*Instruction*
For each line that holds "doručení", copy the line out.

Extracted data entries
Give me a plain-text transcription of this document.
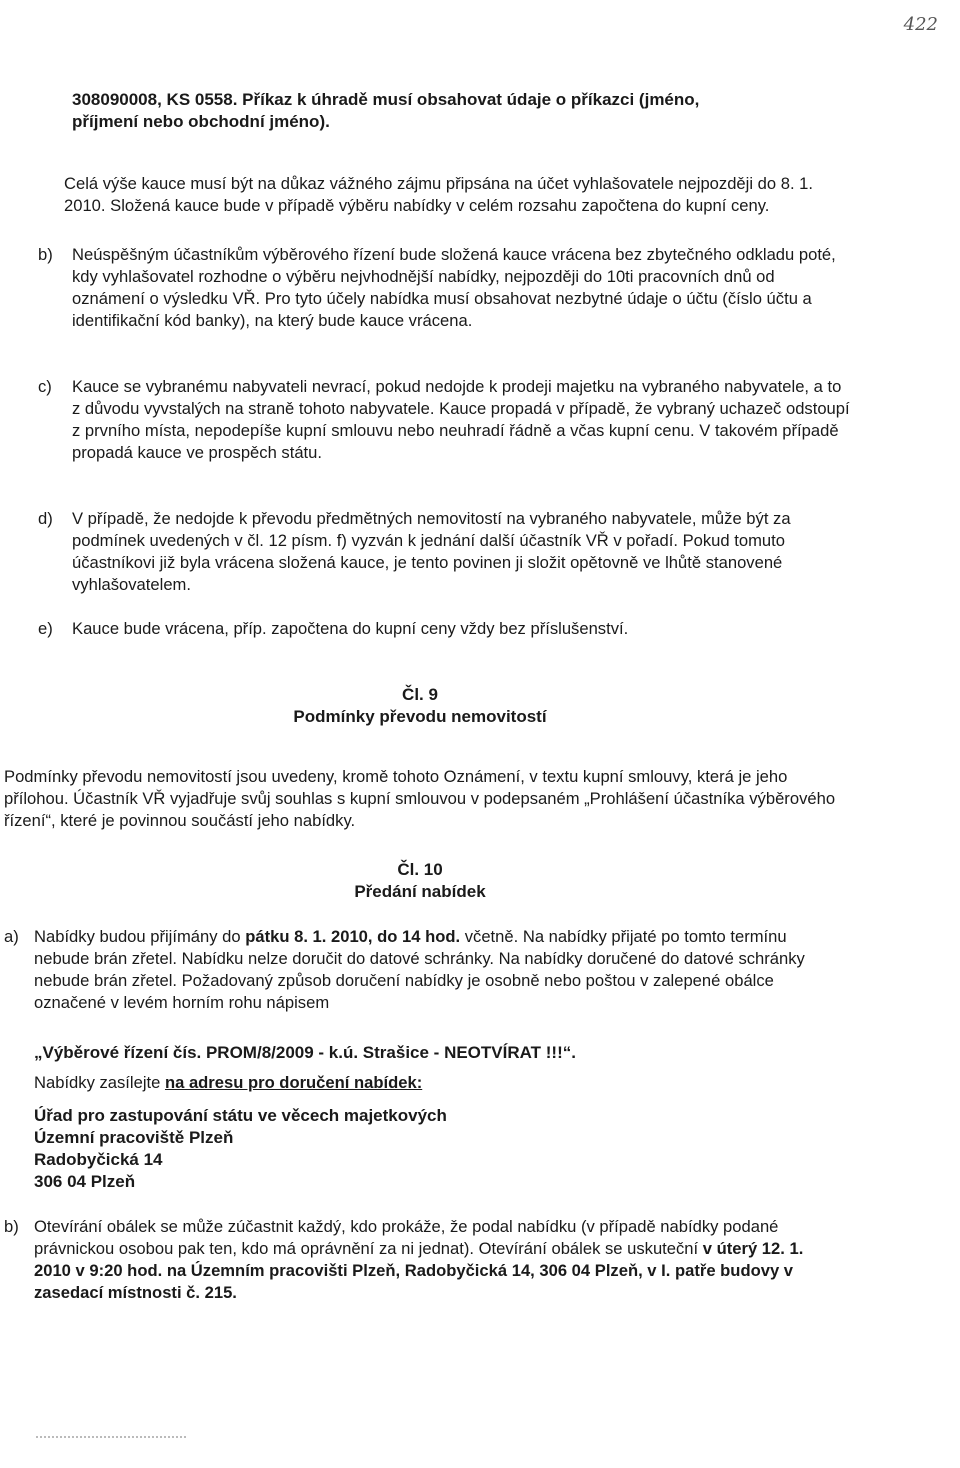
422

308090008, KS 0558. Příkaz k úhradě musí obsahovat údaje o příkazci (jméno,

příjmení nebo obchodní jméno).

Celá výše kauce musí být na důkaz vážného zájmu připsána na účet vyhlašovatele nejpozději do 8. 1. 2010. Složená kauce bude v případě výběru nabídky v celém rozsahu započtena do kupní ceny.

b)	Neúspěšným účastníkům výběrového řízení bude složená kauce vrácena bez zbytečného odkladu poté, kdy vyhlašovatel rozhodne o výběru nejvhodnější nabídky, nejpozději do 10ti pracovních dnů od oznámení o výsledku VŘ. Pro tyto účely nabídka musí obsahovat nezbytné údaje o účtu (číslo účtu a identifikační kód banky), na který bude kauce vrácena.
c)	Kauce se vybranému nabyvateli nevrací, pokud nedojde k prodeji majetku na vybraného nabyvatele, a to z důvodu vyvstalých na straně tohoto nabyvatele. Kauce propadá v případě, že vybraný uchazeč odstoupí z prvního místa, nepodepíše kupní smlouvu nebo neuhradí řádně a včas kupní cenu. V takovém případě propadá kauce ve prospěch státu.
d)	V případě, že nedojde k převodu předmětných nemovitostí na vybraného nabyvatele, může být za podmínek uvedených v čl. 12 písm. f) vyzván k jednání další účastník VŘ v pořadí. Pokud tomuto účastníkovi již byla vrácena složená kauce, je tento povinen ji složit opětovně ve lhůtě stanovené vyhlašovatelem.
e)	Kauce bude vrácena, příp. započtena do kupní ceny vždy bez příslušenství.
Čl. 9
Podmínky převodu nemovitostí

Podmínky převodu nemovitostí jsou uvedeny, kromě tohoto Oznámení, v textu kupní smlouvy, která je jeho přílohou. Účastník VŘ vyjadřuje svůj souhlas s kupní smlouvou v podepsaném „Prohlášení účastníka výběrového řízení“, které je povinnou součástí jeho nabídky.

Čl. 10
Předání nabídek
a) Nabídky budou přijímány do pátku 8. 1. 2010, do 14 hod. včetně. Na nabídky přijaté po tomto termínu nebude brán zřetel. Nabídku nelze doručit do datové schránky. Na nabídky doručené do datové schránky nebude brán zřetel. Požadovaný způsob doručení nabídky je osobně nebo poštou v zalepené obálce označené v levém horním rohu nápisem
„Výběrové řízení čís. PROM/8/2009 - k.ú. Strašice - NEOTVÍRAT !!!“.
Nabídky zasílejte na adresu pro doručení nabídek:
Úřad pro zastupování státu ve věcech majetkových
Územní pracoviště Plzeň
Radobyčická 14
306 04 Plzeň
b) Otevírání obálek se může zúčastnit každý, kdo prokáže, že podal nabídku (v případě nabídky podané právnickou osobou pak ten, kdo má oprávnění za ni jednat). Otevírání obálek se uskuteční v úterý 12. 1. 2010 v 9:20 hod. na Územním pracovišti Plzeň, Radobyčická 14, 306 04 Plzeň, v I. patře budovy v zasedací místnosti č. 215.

==

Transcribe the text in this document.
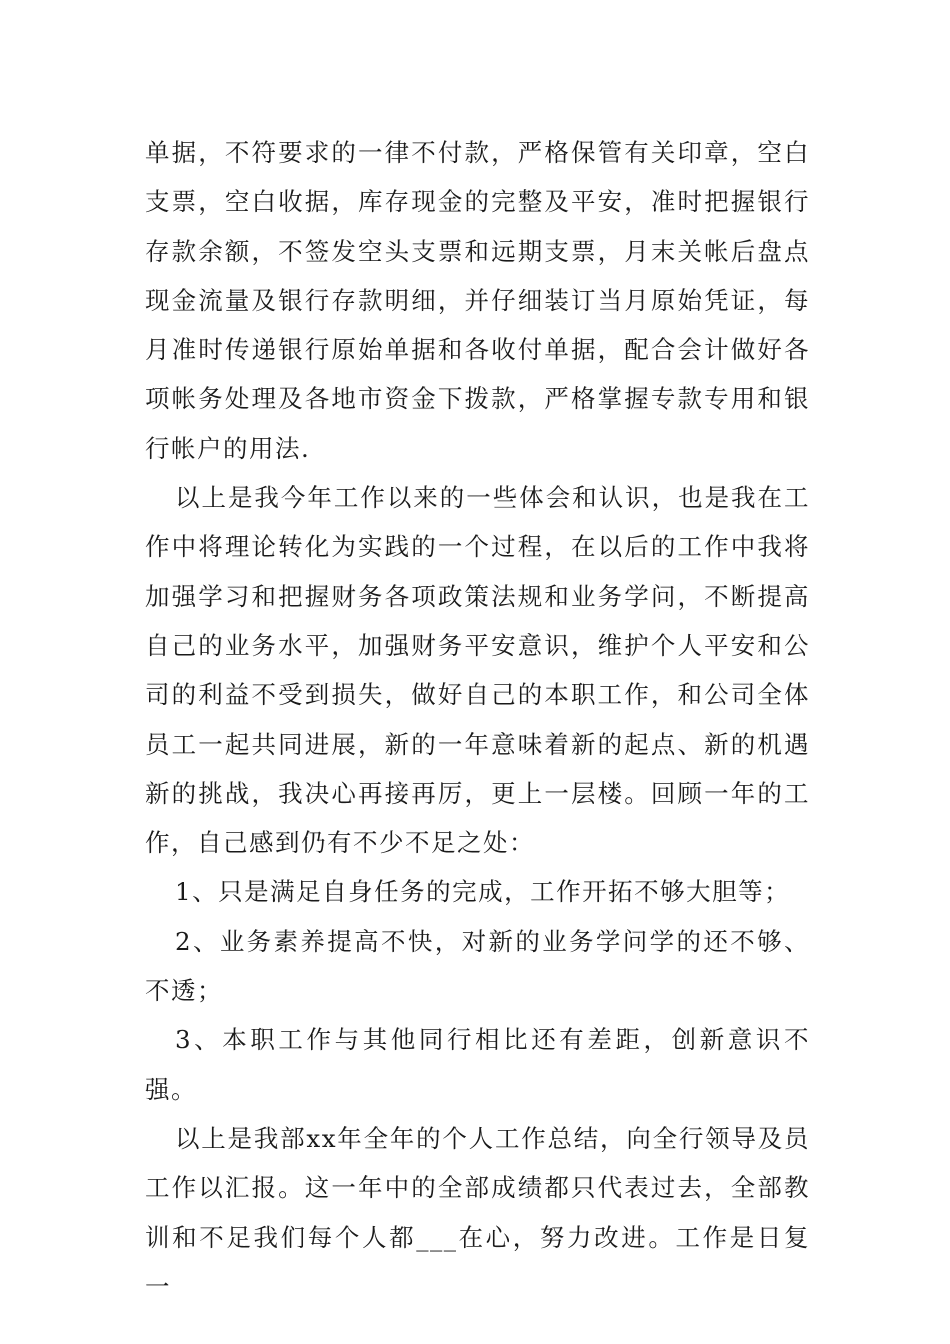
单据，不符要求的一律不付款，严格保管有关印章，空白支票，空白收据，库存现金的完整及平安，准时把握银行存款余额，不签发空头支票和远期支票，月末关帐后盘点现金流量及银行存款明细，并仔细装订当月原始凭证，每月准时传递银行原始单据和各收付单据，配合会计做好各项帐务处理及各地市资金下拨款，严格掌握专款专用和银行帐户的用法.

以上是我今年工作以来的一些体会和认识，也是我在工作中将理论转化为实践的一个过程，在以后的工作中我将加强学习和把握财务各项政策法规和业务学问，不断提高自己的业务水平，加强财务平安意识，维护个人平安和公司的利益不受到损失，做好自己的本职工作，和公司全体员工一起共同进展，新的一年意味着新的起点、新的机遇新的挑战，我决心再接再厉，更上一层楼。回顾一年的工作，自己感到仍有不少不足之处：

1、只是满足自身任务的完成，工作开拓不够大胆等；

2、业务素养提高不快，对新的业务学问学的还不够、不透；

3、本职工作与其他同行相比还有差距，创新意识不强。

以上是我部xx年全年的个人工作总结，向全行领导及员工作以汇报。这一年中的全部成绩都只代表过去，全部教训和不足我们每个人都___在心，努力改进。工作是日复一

*Solution*
a) Nabídky budou přijímány do pátku 8. 1. 2010, do 14 hod. včetně. Na nabídky přijaté po tomto termínu nebude brán zřetel. Nabídku nelze doručit do datové schránky. Na nabídky doručené do datové schránky nebude brán zřetel. Požadovaný způsob doručení nabídky je osobně nebo poštou v zalepené obálce označené v levém horním rohu nápisem
Nabídky zasílejte na adresu pro doručení nabídek:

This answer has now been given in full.